From the entries below, list each line with "Import".

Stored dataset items
======

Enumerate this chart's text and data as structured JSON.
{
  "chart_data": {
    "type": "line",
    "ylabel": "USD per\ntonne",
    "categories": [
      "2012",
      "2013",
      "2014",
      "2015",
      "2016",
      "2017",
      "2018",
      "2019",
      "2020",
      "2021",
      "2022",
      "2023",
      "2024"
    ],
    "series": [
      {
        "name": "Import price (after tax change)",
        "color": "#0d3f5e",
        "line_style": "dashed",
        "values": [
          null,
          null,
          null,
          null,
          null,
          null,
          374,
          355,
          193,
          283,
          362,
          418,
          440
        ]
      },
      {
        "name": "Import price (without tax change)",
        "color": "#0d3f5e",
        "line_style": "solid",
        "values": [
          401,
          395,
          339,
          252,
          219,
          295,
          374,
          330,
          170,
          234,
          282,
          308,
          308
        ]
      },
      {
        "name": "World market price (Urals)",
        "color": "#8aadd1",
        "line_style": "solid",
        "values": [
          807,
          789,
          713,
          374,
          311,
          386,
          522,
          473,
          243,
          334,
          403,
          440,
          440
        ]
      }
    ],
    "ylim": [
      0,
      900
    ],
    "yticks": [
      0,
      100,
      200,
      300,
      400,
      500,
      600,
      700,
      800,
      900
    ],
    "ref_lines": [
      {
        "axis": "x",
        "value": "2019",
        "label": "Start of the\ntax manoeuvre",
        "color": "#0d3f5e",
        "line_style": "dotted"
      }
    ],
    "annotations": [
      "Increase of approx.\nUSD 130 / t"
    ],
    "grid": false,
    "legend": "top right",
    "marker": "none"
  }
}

======

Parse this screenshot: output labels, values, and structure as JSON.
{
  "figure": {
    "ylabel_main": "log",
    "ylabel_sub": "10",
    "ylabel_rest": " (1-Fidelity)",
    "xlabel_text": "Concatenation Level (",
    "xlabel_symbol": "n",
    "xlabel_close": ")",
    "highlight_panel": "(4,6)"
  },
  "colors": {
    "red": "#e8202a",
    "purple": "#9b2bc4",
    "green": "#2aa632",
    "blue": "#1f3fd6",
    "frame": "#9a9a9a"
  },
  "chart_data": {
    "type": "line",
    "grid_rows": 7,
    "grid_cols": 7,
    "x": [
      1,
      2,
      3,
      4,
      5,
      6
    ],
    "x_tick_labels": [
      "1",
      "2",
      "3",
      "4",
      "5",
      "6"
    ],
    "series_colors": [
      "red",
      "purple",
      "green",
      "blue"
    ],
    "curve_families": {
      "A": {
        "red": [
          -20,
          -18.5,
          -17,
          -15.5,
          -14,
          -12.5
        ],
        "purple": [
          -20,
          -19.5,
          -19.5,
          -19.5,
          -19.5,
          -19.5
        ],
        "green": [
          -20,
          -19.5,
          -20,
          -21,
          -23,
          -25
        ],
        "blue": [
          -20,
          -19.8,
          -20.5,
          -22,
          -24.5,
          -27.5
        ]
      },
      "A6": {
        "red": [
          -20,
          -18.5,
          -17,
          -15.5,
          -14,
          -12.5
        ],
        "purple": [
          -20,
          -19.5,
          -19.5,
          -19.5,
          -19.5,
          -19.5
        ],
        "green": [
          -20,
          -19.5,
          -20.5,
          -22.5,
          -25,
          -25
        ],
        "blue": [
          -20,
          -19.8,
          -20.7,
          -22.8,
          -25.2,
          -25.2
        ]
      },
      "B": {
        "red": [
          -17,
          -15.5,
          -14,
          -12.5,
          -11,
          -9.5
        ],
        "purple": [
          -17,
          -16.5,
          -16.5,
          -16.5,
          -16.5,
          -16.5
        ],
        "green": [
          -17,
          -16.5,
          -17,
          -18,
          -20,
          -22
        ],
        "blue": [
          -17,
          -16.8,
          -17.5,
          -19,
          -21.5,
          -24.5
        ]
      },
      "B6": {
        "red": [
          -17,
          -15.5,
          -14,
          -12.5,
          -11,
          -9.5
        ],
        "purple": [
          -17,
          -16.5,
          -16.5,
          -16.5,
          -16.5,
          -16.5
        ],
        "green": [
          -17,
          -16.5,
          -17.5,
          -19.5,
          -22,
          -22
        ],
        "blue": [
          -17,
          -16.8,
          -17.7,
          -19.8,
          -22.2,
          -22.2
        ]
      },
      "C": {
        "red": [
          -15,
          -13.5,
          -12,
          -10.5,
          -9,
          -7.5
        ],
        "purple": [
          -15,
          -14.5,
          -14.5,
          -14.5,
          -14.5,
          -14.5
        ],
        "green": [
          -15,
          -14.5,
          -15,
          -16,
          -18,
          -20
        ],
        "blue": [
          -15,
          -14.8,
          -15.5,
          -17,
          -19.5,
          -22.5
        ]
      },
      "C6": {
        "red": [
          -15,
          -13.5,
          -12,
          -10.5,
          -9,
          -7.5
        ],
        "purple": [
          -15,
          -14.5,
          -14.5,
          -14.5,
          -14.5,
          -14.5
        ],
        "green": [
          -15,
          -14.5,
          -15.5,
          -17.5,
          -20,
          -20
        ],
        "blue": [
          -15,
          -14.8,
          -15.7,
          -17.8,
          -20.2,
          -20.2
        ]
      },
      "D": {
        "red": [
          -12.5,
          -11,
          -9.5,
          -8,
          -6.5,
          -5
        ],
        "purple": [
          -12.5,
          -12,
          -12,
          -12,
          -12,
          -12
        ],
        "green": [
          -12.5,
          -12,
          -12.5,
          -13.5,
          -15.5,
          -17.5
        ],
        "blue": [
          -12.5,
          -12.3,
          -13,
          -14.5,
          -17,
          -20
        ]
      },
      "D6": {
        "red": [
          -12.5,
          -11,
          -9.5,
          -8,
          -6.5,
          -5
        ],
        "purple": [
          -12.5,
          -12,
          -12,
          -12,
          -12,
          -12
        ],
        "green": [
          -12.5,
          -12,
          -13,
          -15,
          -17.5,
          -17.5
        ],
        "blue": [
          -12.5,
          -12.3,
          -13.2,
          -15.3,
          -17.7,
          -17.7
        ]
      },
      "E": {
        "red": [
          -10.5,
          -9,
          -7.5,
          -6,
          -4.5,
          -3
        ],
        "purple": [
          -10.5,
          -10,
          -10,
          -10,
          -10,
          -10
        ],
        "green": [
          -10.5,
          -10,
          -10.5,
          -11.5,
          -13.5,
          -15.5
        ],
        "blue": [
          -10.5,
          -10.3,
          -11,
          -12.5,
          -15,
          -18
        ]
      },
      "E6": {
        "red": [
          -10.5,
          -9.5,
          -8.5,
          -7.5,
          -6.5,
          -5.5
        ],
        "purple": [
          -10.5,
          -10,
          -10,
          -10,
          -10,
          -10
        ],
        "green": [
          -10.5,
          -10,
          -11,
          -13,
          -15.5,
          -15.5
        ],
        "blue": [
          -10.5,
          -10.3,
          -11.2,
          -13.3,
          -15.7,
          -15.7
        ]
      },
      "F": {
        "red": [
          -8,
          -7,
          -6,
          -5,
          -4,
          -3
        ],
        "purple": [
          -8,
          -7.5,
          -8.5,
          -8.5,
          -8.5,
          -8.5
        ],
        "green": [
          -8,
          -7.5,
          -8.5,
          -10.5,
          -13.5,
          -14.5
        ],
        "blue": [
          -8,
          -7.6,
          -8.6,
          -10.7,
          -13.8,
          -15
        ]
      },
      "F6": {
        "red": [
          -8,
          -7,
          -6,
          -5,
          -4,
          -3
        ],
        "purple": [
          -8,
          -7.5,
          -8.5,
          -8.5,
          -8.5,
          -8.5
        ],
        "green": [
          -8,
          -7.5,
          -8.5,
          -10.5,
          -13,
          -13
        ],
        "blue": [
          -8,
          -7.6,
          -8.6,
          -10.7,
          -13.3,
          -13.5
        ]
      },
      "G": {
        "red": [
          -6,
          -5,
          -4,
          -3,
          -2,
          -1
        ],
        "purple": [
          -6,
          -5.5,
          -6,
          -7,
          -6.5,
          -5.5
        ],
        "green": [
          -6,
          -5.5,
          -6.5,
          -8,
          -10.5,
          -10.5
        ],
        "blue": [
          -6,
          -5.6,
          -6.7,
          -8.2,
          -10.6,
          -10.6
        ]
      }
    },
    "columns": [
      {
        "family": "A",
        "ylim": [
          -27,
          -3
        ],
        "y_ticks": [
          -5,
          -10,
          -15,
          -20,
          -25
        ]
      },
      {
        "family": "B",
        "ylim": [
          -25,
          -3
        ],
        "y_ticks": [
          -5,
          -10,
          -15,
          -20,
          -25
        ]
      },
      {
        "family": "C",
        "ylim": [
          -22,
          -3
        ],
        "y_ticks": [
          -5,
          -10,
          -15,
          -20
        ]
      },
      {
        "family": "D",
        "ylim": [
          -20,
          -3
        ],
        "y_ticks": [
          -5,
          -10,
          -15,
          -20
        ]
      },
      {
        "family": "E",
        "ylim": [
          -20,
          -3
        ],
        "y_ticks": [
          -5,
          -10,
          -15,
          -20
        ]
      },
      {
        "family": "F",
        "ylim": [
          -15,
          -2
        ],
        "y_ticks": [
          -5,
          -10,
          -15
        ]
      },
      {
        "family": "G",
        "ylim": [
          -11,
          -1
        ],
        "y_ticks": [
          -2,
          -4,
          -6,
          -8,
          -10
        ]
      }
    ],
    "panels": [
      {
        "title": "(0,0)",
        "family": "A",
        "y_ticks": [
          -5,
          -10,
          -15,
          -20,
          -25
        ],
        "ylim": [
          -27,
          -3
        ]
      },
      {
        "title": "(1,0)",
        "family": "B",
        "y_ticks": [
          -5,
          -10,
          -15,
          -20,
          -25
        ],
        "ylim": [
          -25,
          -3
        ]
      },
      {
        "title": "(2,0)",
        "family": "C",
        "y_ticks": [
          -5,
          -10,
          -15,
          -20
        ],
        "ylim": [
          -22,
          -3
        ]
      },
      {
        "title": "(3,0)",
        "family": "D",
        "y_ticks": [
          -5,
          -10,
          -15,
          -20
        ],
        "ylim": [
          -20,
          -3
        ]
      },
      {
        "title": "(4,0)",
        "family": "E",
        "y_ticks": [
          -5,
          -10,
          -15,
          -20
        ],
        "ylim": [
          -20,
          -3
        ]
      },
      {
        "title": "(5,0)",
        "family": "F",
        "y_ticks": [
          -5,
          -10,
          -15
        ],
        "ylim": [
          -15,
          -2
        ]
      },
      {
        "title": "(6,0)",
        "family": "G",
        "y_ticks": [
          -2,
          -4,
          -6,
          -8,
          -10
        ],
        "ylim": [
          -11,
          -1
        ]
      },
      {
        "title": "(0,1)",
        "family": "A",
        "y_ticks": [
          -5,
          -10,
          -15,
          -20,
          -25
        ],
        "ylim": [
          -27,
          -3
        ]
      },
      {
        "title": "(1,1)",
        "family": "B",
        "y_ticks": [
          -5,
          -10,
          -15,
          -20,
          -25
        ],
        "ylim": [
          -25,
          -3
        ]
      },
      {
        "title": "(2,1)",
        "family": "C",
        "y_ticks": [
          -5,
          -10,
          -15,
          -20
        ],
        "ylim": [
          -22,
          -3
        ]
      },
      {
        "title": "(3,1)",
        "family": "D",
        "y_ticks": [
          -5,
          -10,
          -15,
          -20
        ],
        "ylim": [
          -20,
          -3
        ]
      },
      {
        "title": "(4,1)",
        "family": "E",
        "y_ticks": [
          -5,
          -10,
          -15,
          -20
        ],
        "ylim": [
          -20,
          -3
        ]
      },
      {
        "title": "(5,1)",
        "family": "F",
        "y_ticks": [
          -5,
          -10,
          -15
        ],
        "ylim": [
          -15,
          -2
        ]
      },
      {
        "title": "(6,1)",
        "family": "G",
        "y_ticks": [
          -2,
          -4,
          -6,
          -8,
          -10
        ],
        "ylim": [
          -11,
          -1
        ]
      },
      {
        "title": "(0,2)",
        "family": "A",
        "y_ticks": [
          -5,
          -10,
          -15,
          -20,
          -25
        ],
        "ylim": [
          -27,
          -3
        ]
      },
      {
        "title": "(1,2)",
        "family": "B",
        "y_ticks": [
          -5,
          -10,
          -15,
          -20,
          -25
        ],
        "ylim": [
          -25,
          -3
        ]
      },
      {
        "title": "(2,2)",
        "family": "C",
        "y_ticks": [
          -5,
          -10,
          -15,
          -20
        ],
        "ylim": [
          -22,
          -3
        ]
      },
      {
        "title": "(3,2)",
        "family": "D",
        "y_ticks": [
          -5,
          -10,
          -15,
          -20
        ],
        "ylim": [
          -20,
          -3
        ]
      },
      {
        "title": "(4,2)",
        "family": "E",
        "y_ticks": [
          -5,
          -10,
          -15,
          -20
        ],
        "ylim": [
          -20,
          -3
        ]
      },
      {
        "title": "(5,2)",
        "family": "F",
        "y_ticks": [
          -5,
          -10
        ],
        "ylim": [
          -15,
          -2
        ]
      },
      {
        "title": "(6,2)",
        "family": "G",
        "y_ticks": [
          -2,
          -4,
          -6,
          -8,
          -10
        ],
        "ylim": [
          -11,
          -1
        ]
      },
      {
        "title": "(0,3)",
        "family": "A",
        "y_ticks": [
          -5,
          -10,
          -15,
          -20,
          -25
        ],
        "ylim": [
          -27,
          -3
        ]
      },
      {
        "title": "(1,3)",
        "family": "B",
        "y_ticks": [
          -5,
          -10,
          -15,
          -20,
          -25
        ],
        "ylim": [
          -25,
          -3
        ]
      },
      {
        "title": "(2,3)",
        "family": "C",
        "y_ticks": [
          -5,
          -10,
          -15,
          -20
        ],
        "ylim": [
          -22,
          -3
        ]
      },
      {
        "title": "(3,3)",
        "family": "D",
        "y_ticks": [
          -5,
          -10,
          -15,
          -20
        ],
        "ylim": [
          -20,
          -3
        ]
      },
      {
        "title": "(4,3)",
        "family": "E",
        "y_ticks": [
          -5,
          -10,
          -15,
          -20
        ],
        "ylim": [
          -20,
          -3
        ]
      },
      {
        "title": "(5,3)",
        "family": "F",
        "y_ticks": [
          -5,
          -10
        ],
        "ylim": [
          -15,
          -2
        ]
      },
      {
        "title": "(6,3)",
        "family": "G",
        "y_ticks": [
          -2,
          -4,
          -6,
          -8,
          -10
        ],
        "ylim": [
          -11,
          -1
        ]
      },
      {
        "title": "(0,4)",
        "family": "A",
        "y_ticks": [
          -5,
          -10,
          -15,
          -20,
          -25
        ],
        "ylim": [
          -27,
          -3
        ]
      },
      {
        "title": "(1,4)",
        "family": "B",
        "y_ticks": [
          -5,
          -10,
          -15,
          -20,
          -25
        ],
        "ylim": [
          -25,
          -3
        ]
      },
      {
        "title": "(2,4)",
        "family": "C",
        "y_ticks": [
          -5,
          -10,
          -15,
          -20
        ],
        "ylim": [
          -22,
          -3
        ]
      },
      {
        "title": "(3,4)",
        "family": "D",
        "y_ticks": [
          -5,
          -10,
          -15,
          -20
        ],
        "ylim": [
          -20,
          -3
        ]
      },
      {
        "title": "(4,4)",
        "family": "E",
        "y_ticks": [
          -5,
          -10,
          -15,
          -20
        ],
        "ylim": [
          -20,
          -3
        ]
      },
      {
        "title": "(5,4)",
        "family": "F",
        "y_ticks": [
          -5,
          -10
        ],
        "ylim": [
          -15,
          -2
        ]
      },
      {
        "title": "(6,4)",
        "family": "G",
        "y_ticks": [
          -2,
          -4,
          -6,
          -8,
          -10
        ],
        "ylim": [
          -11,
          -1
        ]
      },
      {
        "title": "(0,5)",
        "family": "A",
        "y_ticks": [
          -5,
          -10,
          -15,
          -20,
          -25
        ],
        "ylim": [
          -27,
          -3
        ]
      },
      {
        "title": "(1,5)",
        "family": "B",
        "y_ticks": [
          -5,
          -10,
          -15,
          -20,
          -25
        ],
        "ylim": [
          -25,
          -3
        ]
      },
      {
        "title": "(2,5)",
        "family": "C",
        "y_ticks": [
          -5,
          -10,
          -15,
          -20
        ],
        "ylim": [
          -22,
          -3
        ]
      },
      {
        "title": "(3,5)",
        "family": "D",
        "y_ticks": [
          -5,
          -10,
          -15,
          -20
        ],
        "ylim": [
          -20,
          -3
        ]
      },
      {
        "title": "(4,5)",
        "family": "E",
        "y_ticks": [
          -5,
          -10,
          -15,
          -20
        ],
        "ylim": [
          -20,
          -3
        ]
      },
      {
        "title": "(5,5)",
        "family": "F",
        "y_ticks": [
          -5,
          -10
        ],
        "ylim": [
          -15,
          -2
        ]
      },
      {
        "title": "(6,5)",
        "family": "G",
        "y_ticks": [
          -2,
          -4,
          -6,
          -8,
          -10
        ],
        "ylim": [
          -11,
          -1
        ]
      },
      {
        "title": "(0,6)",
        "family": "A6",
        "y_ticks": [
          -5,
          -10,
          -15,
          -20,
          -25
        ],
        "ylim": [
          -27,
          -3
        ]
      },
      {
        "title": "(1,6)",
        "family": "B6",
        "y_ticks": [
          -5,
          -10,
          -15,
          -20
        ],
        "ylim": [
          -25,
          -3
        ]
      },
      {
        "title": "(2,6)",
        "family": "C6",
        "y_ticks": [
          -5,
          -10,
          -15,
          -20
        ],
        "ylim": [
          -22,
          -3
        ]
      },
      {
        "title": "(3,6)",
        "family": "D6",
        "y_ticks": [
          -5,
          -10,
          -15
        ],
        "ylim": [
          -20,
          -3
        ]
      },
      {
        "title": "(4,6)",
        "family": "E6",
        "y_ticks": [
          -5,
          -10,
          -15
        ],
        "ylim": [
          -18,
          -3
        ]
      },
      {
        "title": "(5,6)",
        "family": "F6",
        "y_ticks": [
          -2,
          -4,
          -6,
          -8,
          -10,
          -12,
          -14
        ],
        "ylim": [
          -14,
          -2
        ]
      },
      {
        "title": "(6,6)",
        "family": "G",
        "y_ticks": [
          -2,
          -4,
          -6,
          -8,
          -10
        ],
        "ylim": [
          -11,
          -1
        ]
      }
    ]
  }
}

======

**COMPLETED TASK**
        "name": "Import price (after tax change)",
        "name": "Import price (without tax change)",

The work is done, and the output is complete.